Dataset items

....

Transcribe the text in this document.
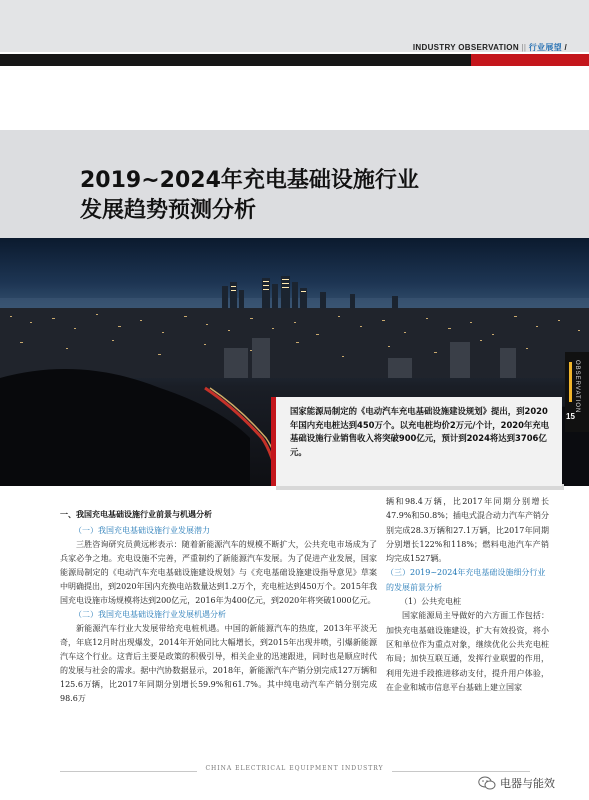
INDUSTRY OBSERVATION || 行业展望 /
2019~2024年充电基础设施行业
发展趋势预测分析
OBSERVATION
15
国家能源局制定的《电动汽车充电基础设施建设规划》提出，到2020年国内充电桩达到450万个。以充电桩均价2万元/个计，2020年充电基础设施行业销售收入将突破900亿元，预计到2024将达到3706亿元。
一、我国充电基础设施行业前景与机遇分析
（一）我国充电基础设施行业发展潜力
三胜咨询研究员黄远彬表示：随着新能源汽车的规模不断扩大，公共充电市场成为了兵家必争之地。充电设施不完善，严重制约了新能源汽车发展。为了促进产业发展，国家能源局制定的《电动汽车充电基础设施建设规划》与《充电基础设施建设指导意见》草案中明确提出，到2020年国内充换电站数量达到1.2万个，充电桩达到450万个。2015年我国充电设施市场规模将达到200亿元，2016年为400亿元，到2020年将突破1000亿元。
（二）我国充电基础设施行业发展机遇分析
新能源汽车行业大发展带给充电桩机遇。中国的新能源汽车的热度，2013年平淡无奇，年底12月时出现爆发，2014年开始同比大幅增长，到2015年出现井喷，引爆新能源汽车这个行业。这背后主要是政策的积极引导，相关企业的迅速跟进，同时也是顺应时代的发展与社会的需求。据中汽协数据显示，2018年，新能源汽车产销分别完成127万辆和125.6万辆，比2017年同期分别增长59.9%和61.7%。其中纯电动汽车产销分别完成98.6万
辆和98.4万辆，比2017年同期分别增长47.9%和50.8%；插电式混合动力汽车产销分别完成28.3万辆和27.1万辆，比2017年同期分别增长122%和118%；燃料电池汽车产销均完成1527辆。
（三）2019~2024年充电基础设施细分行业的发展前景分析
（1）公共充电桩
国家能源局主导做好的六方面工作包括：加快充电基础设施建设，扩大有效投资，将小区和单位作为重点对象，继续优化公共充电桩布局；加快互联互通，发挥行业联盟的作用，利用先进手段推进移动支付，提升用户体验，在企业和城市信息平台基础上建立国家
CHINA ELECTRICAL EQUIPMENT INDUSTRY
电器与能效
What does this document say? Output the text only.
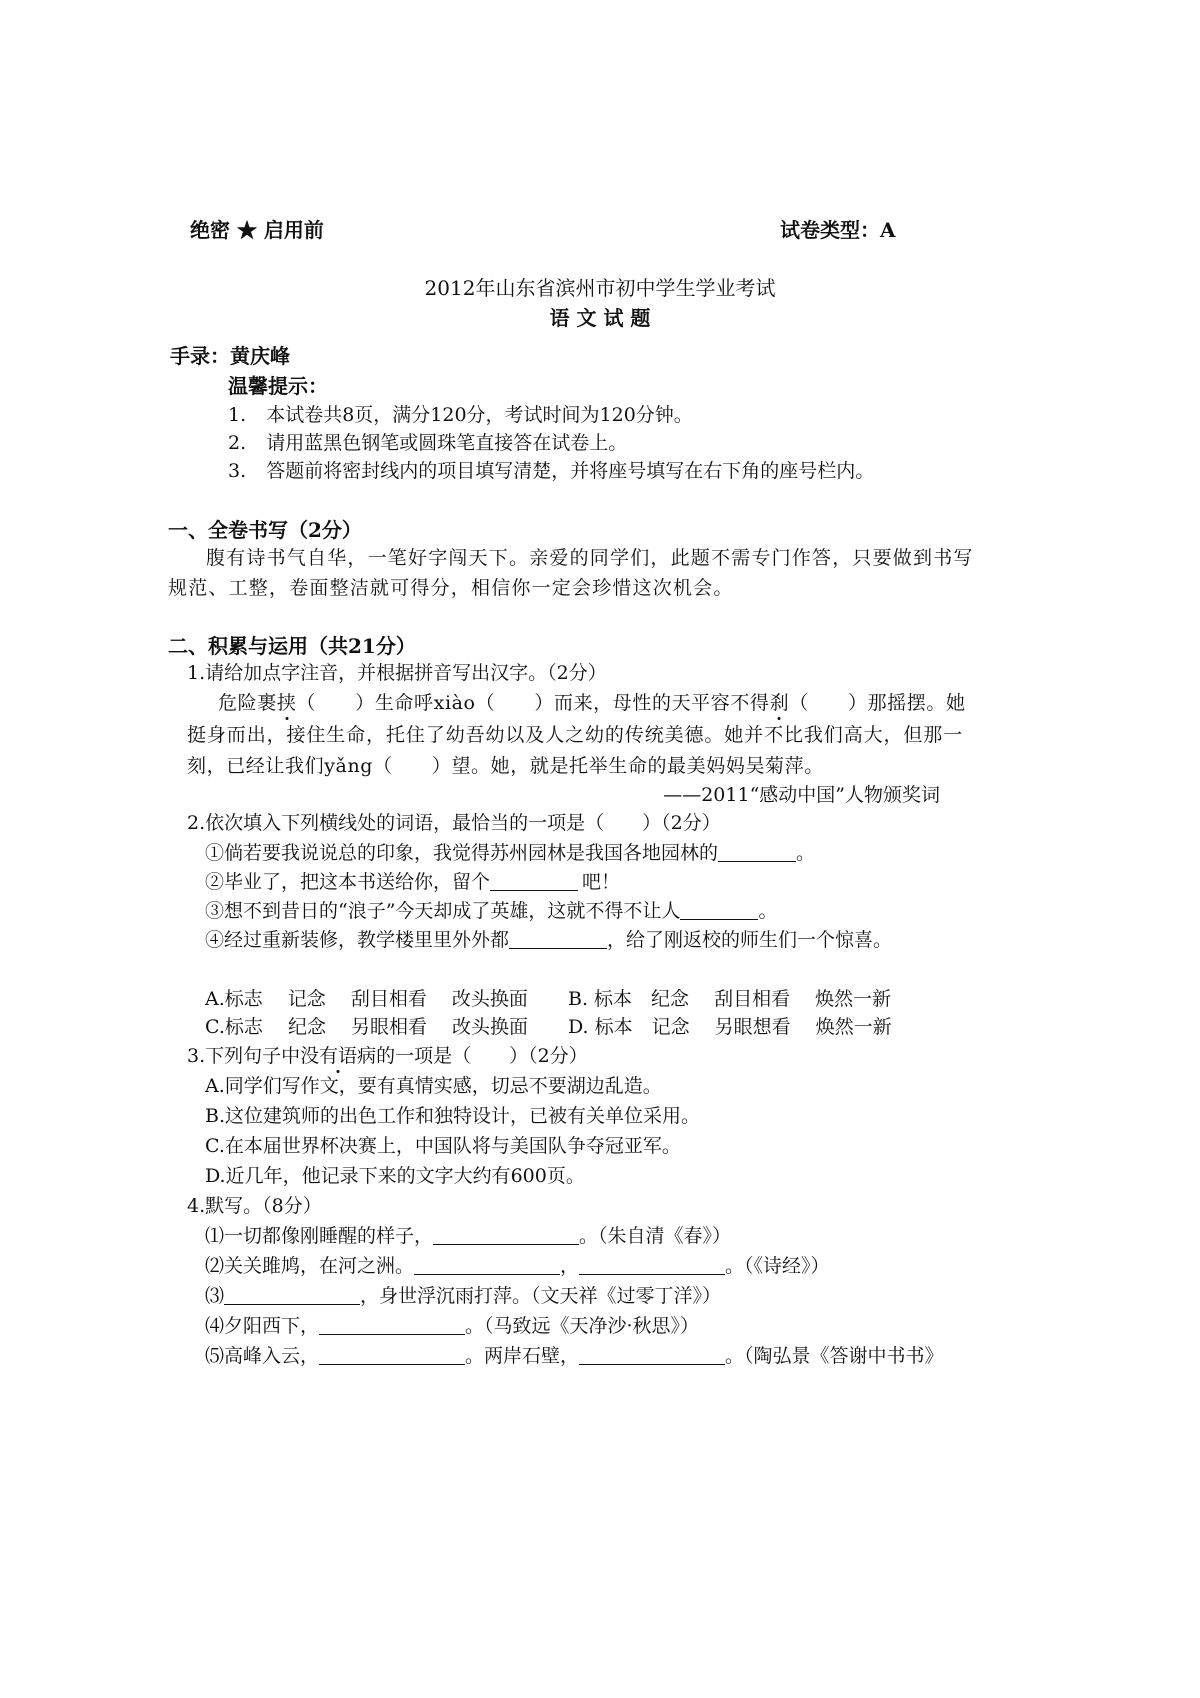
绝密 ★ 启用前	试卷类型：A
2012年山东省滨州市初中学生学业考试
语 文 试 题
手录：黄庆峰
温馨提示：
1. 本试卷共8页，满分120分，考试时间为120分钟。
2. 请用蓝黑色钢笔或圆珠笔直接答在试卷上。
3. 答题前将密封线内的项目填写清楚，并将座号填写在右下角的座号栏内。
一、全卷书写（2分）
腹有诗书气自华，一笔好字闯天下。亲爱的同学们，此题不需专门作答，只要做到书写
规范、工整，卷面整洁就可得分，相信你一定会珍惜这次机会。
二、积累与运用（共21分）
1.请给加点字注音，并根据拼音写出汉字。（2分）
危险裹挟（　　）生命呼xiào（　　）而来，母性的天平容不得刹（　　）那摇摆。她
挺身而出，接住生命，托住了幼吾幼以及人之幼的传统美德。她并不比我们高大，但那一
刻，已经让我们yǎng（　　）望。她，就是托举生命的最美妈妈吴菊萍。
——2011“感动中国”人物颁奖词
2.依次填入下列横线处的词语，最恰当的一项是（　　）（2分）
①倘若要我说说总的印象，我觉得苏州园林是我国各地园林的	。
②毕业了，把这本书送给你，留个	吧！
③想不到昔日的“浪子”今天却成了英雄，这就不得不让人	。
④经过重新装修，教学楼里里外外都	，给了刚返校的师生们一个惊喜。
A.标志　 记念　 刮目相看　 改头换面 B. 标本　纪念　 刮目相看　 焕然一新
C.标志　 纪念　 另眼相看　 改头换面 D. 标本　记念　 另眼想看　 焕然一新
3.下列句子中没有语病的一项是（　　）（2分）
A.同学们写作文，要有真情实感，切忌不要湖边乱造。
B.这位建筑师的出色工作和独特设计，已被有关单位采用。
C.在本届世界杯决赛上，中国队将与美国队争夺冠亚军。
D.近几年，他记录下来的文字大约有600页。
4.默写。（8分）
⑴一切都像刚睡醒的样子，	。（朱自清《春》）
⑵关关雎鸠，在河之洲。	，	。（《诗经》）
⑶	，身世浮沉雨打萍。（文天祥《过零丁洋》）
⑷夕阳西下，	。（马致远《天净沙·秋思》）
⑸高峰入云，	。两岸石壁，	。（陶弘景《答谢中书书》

....

§ **Task brief**:
Skip the pictures and print each record exactly as it stands.

§ **Finished answer**:
Transcribe the text in this document.
INDUSTRY OBSERVATION || 行业展望 /
2019~2024年充电基础设施行业
发展趋势预测分析
OBSERVATION
15
国家能源局制定的《电动汽车充电基础设施建设规划》提出，到2020年国内充电桩达到450万个。以充电桩均价2万元/个计，2020年充电基础设施行业销售收入将突破900亿元，预计到2024将达到3706亿元。
一、我国充电基础设施行业前景与机遇分析
（一）我国充电基础设施行业发展潜力
三胜咨询研究员黄远彬表示：随着新能源汽车的规模不断扩大，公共充电市场成为了兵家必争之地。充电设施不完善，严重制约了新能源汽车发展。为了促进产业发展，国家能源局制定的《电动汽车充电基础设施建设规划》与《充电基础设施建设指导意见》草案中明确提出，到2020年国内充换电站数量达到1.2万个，充电桩达到450万个。2015年我国充电设施市场规模将达到200亿元，2016年为400亿元，到2020年将突破1000亿元。
（二）我国充电基础设施行业发展机遇分析
新能源汽车行业大发展带给充电桩机遇。中国的新能源汽车的热度，2013年平淡无奇，年底12月时出现爆发，2014年开始同比大幅增长，到2015年出现井喷，引爆新能源汽车这个行业。这背后主要是政策的积极引导，相关企业的迅速跟进，同时也是顺应时代的发展与社会的需求。据中汽协数据显示，2018年，新能源汽车产销分别完成127万辆和125.6万辆，比2017年同期分别增长59.9%和61.7%。其中纯电动汽车产销分别完成98.6万
辆和98.4万辆，比2017年同期分别增长47.9%和50.8%；插电式混合动力汽车产销分别完成28.3万辆和27.1万辆，比2017年同期分别增长122%和118%；燃料电池汽车产销均完成1527辆。
（三）2019~2024年充电基础设施细分行业的发展前景分析
（1）公共充电桩
国家能源局主导做好的六方面工作包括：加快充电基础设施建设，扩大有效投资，将小区和单位作为重点对象，继续优化公共充电桩布局；加快互联互通，发挥行业联盟的作用，利用先进手段推进移动支付，提升用户体验，在企业和城市信息平台基础上建立国家
CHINA ELECTRICAL EQUIPMENT INDUSTRY
电器与能效
What does this document say? Output the text only.
绝密 ★ 启用前	试卷类型：A
2012年山东省滨州市初中学生学业考试
语 文 试 题
手录：黄庆峰
温馨提示：
1. 本试卷共8页，满分120分，考试时间为120分钟。
2. 请用蓝黑色钢笔或圆珠笔直接答在试卷上。
3. 答题前将密封线内的项目填写清楚，并将座号填写在右下角的座号栏内。
一、全卷书写（2分）
腹有诗书气自华，一笔好字闯天下。亲爱的同学们，此题不需专门作答，只要做到书写
规范、工整，卷面整洁就可得分，相信你一定会珍惜这次机会。
二、积累与运用（共21分）
1.请给加点字注音，并根据拼音写出汉字。（2分）
危险裹挟（　　）生命呼xiào（　　）而来，母性的天平容不得刹（　　）那摇摆。她
挺身而出，接住生命，托住了幼吾幼以及人之幼的传统美德。她并不比我们高大，但那一
刻，已经让我们yǎng（　　）望。她，就是托举生命的最美妈妈吴菊萍。
——2011“感动中国”人物颁奖词
2.依次填入下列横线处的词语，最恰当的一项是（　　）（2分）
①倘若要我说说总的印象，我觉得苏州园林是我国各地园林的	。
②毕业了，把这本书送给你，留个	吧！
③想不到昔日的“浪子”今天却成了英雄，这就不得不让人	。
④经过重新装修，教学楼里里外外都	，给了刚返校的师生们一个惊喜。
A.标志　 记念　 刮目相看　 改头换面 B. 标本　纪念　 刮目相看　 焕然一新
C.标志　 纪念　 另眼相看　 改头换面 D. 标本　记念　 另眼想看　 焕然一新
3.下列句子中没有语病的一项是（　　）（2分）
A.同学们写作文，要有真情实感，切忌不要湖边乱造。
B.这位建筑师的出色工作和独特设计，已被有关单位采用。
C.在本届世界杯决赛上，中国队将与美国队争夺冠亚军。
D.近几年，他记录下来的文字大约有600页。
4.默写。（8分）
⑴一切都像刚睡醒的样子，	。（朱自清《春》）
⑵关关雎鸠，在河之洲。	，	。（《诗经》）
⑶	，身世浮沉雨打萍。（文天祥《过零丁洋》）
⑷夕阳西下，	。（马致远《天净沙·秋思》）
⑸高峰入云，	。两岸石壁，	。（陶弘景《答谢中书书》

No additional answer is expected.